[Dataset entries on figures]
· · · · ·

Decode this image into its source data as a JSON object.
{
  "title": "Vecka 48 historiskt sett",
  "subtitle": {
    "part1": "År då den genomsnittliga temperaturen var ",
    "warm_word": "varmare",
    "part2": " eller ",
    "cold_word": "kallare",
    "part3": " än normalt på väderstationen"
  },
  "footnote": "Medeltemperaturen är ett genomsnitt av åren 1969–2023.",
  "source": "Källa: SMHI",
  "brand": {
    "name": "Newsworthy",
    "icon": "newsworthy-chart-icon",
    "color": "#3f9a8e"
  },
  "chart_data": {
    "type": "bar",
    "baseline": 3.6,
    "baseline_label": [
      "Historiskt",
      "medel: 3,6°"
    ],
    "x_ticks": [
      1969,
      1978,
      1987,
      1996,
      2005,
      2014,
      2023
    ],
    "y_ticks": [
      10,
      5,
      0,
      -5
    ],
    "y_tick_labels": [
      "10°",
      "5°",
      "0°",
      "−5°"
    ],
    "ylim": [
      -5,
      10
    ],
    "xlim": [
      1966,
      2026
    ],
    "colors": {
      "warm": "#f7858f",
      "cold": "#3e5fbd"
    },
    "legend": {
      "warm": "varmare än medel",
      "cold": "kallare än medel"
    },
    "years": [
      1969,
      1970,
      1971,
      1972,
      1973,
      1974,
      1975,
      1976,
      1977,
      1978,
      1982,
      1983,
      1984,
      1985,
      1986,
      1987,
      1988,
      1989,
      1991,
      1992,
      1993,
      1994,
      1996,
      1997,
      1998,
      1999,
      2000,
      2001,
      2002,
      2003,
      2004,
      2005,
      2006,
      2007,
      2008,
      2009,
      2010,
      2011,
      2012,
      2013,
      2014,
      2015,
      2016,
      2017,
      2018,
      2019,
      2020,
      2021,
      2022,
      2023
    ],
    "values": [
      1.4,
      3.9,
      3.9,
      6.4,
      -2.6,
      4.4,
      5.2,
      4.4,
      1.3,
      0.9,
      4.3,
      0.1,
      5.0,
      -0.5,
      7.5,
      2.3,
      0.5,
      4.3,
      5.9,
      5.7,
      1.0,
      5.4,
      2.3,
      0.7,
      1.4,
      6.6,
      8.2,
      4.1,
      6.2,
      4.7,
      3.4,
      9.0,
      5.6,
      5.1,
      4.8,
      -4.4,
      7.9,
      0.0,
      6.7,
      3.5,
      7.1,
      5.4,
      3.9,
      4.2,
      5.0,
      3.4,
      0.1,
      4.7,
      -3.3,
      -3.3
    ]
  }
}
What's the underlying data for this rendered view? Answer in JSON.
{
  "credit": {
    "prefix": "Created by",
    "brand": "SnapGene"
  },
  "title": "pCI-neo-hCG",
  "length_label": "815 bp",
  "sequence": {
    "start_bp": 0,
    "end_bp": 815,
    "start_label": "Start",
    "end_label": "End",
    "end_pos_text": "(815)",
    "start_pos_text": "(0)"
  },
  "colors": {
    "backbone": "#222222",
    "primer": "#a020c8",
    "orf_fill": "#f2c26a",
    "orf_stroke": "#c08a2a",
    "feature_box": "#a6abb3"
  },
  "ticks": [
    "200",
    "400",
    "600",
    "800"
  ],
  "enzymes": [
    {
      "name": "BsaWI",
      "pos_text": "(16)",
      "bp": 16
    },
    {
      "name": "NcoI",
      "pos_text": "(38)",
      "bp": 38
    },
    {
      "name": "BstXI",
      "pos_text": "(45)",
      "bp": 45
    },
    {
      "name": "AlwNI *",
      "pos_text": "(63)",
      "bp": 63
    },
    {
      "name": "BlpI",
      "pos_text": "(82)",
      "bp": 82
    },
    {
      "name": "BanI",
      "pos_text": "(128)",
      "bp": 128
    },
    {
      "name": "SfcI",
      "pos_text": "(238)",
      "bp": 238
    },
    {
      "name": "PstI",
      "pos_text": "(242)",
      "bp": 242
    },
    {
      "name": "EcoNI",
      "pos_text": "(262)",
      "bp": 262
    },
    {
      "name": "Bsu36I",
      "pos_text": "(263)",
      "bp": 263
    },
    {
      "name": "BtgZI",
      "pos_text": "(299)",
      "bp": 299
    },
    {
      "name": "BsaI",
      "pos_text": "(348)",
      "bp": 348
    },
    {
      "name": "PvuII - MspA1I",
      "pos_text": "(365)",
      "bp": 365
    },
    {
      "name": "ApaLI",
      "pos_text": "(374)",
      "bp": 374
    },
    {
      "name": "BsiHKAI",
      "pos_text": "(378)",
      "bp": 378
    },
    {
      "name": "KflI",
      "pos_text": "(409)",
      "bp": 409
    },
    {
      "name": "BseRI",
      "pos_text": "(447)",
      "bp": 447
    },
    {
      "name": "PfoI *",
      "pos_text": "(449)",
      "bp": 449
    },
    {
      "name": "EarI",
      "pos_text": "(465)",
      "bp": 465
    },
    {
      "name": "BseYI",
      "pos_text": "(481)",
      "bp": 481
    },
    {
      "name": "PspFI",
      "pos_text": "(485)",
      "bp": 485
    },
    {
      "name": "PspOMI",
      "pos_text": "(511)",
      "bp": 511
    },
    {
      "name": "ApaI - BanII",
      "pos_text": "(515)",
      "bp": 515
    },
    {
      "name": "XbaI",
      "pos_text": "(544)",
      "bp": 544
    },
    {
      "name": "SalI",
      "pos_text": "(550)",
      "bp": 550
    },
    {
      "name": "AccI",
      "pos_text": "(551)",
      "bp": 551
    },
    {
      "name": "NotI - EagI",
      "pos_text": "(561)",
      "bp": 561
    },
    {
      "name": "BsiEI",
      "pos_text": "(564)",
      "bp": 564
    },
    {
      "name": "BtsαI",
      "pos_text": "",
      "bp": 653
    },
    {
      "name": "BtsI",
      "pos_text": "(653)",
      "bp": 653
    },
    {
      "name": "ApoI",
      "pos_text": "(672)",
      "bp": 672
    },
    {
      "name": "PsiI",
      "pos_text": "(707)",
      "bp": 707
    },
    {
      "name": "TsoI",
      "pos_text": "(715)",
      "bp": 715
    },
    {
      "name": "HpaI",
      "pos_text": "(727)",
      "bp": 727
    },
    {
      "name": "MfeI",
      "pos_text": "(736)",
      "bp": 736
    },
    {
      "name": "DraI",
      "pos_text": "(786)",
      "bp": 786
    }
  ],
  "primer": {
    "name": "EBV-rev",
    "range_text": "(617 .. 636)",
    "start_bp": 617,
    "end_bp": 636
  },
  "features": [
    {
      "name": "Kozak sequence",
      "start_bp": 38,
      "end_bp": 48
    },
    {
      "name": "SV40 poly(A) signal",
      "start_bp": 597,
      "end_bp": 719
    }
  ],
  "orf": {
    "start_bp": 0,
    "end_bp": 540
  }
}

· · · · ·

## Task objective
The records above need to be retyped in full, exactly as given.

## Output for this exercise
Decode this image into its source data as a JSON object.
{
  "title": "Vecka 48 historiskt sett",
  "subtitle": {
    "part1": "År då den genomsnittliga temperaturen var ",
    "warm_word": "varmare",
    "part2": " eller ",
    "cold_word": "kallare",
    "part3": " än normalt på väderstationen"
  },
  "footnote": "Medeltemperaturen är ett genomsnitt av åren 1969–2023.",
  "source": "Källa: SMHI",
  "brand": {
    "name": "Newsworthy",
    "icon": "newsworthy-chart-icon",
    "color": "#3f9a8e"
  },
  "chart_data": {
    "type": "bar",
    "baseline": 3.6,
    "baseline_label": [
      "Historiskt",
      "medel: 3,6°"
    ],
    "x_ticks": [
      1969,
      1978,
      1987,
      1996,
      2005,
      2014,
      2023
    ],
    "y_ticks": [
      10,
      5,
      0,
      -5
    ],
    "y_tick_labels": [
      "10°",
      "5°",
      "0°",
      "−5°"
    ],
    "ylim": [
      -5,
      10
    ],
    "xlim": [
      1966,
      2026
    ],
    "colors": {
      "warm": "#f7858f",
      "cold": "#3e5fbd"
    },
    "legend": {
      "warm": "varmare än medel",
      "cold": "kallare än medel"
    },
    "years": [
      1969,
      1970,
      1971,
      1972,
      1973,
      1974,
      1975,
      1976,
      1977,
      1978,
      1982,
      1983,
      1984,
      1985,
      1986,
      1987,
      1988,
      1989,
      1991,
      1992,
      1993,
      1994,
      1996,
      1997,
      1998,
      1999,
      2000,
      2001,
      2002,
      2003,
      2004,
      2005,
      2006,
      2007,
      2008,
      2009,
      2010,
      2011,
      2012,
      2013,
      2014,
      2015,
      2016,
      2017,
      2018,
      2019,
      2020,
      2021,
      2022,
      2023
    ],
    "values": [
      1.4,
      3.9,
      3.9,
      6.4,
      -2.6,
      4.4,
      5.2,
      4.4,
      1.3,
      0.9,
      4.3,
      0.1,
      5.0,
      -0.5,
      7.5,
      2.3,
      0.5,
      4.3,
      5.9,
      5.7,
      1.0,
      5.4,
      2.3,
      0.7,
      1.4,
      6.6,
      8.2,
      4.1,
      6.2,
      4.7,
      3.4,
      9.0,
      5.6,
      5.1,
      4.8,
      -4.4,
      7.9,
      0.0,
      6.7,
      3.5,
      7.1,
      5.4,
      3.9,
      4.2,
      5.0,
      3.4,
      0.1,
      4.7,
      -3.3,
      -3.3
    ]
  }
}
What's the underlying data for this rendered view? Answer in JSON.
{
  "credit": {
    "prefix": "Created by",
    "brand": "SnapGene"
  },
  "title": "pCI-neo-hCG",
  "length_label": "815 bp",
  "sequence": {
    "start_bp": 0,
    "end_bp": 815,
    "start_label": "Start",
    "end_label": "End",
    "end_pos_text": "(815)",
    "start_pos_text": "(0)"
  },
  "colors": {
    "backbone": "#222222",
    "primer": "#a020c8",
    "orf_fill": "#f2c26a",
    "orf_stroke": "#c08a2a",
    "feature_box": "#a6abb3"
  },
  "ticks": [
    "200",
    "400",
    "600",
    "800"
  ],
  "enzymes": [
    {
      "name": "BsaWI",
      "pos_text": "(16)",
      "bp": 16
    },
    {
      "name": "NcoI",
      "pos_text": "(38)",
      "bp": 38
    },
    {
      "name": "BstXI",
      "pos_text": "(45)",
      "bp": 45
    },
    {
      "name": "AlwNI *",
      "pos_text": "(63)",
      "bp": 63
    },
    {
      "name": "BlpI",
      "pos_text": "(82)",
      "bp": 82
    },
    {
      "name": "BanI",
      "pos_text": "(128)",
      "bp": 128
    },
    {
      "name": "SfcI",
      "pos_text": "(238)",
      "bp": 238
    },
    {
      "name": "PstI",
      "pos_text": "(242)",
      "bp": 242
    },
    {
      "name": "EcoNI",
      "pos_text": "(262)",
      "bp": 262
    },
    {
      "name": "Bsu36I",
      "pos_text": "(263)",
      "bp": 263
    },
    {
      "name": "BtgZI",
      "pos_text": "(299)",
      "bp": 299
    },
    {
      "name": "BsaI",
      "pos_text": "(348)",
      "bp": 348
    },
    {
      "name": "PvuII - MspA1I",
      "pos_text": "(365)",
      "bp": 365
    },
    {
      "name": "ApaLI",
      "pos_text": "(374)",
      "bp": 374
    },
    {
      "name": "BsiHKAI",
      "pos_text": "(378)",
      "bp": 378
    },
    {
      "name": "KflI",
      "pos_text": "(409)",
      "bp": 409
    },
    {
      "name": "BseRI",
      "pos_text": "(447)",
      "bp": 447
    },
    {
      "name": "PfoI *",
      "pos_text": "(449)",
      "bp": 449
    },
    {
      "name": "EarI",
      "pos_text": "(465)",
      "bp": 465
    },
    {
      "name": "BseYI",
      "pos_text": "(481)",
      "bp": 481
    },
    {
      "name": "PspFI",
      "pos_text": "(485)",
      "bp": 485
    },
    {
      "name": "PspOMI",
      "pos_text": "(511)",
      "bp": 511
    },
    {
      "name": "ApaI - BanII",
      "pos_text": "(515)",
      "bp": 515
    },
    {
      "name": "XbaI",
      "pos_text": "(544)",
      "bp": 544
    },
    {
      "name": "SalI",
      "pos_text": "(550)",
      "bp": 550
    },
    {
      "name": "AccI",
      "pos_text": "(551)",
      "bp": 551
    },
    {
      "name": "NotI - EagI",
      "pos_text": "(561)",
      "bp": 561
    },
    {
      "name": "BsiEI",
      "pos_text": "(564)",
      "bp": 564
    },
    {
      "name": "BtsαI",
      "pos_text": "",
      "bp": 653
    },
    {
      "name": "BtsI",
      "pos_text": "(653)",
      "bp": 653
    },
    {
      "name": "ApoI",
      "pos_text": "(672)",
      "bp": 672
    },
    {
      "name": "PsiI",
      "pos_text": "(707)",
      "bp": 707
    },
    {
      "name": "TsoI",
      "pos_text": "(715)",
      "bp": 715
    },
    {
      "name": "HpaI",
      "pos_text": "(727)",
      "bp": 727
    },
    {
      "name": "MfeI",
      "pos_text": "(736)",
      "bp": 736
    },
    {
      "name": "DraI",
      "pos_text": "(786)",
      "bp": 786
    }
  ],
  "primer": {
    "name": "EBV-rev",
    "range_text": "(617 .. 636)",
    "start_bp": 617,
    "end_bp": 636
  },
  "features": [
    {
      "name": "Kozak sequence",
      "start_bp": 38,
      "end_bp": 48
    },
    {
      "name": "SV40 poly(A) signal",
      "start_bp": 597,
      "end_bp": 719
    }
  ],
  "orf": {
    "start_bp": 0,
    "end_bp": 540
  }
}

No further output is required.